-- start Dataset extract --
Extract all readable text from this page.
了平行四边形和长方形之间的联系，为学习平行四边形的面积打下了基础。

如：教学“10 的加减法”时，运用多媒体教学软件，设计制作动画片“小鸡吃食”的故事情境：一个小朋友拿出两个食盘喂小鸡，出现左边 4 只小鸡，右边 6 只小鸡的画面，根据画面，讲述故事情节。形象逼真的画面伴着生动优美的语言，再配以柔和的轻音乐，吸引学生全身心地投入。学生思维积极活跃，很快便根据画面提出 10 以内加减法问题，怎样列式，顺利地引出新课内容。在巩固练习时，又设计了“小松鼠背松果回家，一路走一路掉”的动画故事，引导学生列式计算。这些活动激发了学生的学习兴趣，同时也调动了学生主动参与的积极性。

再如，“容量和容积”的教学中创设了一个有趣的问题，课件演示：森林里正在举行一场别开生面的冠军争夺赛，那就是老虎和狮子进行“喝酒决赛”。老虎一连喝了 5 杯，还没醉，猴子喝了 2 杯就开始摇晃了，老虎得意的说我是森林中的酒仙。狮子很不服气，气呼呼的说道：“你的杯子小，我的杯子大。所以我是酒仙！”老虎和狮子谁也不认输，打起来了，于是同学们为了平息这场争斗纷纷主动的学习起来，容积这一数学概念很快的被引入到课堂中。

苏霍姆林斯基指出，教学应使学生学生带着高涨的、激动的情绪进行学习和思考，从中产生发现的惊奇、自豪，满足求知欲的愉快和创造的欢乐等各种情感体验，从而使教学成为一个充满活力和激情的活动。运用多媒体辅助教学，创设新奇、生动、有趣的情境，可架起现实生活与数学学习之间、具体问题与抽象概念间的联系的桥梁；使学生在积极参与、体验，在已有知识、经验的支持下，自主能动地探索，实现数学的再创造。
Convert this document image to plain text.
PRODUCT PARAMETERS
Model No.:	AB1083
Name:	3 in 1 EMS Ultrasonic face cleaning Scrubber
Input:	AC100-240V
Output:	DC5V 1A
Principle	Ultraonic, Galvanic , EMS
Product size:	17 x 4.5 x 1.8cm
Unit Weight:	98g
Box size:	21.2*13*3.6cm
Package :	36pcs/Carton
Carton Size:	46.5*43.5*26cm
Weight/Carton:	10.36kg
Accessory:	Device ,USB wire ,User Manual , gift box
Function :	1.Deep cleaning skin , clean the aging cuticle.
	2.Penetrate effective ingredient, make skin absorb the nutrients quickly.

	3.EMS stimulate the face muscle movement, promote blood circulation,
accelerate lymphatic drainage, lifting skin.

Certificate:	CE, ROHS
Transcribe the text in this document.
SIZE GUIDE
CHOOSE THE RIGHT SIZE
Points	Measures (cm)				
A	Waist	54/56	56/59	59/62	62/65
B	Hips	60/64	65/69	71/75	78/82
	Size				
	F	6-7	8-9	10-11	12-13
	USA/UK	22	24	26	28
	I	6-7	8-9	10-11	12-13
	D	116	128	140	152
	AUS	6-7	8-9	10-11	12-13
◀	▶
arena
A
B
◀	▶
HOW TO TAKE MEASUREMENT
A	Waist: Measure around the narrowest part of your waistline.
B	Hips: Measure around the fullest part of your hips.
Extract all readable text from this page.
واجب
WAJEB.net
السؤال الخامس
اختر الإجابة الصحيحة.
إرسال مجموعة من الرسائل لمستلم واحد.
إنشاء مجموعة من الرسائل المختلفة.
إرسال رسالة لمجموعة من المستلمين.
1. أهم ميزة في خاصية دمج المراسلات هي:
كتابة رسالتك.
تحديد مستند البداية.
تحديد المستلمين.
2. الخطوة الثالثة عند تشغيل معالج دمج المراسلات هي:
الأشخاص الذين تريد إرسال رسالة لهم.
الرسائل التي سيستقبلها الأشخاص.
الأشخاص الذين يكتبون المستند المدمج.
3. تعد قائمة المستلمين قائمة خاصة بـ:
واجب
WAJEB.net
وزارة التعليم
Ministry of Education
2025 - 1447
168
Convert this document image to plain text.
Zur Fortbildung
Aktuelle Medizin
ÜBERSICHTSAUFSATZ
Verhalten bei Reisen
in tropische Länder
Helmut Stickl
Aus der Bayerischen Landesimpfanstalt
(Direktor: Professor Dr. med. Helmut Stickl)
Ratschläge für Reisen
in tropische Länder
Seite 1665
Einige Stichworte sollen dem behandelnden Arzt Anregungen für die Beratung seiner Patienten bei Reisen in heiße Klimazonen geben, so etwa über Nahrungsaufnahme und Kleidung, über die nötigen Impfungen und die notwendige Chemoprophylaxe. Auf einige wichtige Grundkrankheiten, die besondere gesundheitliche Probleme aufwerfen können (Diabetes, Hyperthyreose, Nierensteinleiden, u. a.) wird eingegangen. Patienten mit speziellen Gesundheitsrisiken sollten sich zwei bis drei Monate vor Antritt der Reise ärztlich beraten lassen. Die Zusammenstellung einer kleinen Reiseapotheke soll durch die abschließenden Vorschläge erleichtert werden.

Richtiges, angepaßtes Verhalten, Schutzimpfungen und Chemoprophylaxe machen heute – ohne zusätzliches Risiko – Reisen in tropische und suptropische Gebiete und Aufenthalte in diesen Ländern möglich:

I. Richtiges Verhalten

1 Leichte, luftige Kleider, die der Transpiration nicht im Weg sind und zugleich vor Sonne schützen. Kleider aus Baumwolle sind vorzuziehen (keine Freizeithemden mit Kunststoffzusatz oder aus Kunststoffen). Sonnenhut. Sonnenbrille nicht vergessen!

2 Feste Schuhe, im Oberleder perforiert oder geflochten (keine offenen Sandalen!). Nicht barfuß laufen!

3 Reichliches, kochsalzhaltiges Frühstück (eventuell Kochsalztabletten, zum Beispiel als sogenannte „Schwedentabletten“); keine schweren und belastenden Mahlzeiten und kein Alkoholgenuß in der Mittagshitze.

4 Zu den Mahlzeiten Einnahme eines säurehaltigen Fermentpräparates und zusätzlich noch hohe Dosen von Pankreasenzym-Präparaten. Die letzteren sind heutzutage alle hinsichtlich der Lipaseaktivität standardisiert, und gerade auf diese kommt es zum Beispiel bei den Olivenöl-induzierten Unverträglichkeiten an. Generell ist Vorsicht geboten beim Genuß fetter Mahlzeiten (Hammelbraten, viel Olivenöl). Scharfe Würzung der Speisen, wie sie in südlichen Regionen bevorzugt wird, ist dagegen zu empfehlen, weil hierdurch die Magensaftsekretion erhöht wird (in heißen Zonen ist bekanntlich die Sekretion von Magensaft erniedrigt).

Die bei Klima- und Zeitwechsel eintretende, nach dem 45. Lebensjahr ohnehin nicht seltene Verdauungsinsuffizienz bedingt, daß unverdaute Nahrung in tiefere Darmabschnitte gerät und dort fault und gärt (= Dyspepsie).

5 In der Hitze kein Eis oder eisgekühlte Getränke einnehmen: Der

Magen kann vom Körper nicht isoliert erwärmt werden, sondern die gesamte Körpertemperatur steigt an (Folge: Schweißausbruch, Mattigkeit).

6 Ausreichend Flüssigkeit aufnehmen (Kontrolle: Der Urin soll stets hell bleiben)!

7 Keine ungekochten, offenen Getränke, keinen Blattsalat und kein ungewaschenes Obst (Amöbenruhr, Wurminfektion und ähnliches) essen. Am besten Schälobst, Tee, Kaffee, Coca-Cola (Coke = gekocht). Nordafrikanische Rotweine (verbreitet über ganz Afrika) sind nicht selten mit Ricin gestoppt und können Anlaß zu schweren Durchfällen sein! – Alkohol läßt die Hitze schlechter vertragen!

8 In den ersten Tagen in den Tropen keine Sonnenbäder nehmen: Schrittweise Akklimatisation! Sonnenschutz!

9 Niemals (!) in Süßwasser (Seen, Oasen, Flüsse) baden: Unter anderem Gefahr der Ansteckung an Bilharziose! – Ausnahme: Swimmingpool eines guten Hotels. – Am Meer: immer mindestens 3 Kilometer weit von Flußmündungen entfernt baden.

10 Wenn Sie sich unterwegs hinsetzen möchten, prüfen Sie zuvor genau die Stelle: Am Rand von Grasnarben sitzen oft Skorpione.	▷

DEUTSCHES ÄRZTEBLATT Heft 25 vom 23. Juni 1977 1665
-- end Dataset extract --
Pick out each line that holds the string "تحديد".

- The answer
تحديد مستند البداية.
تحديد المستلمين.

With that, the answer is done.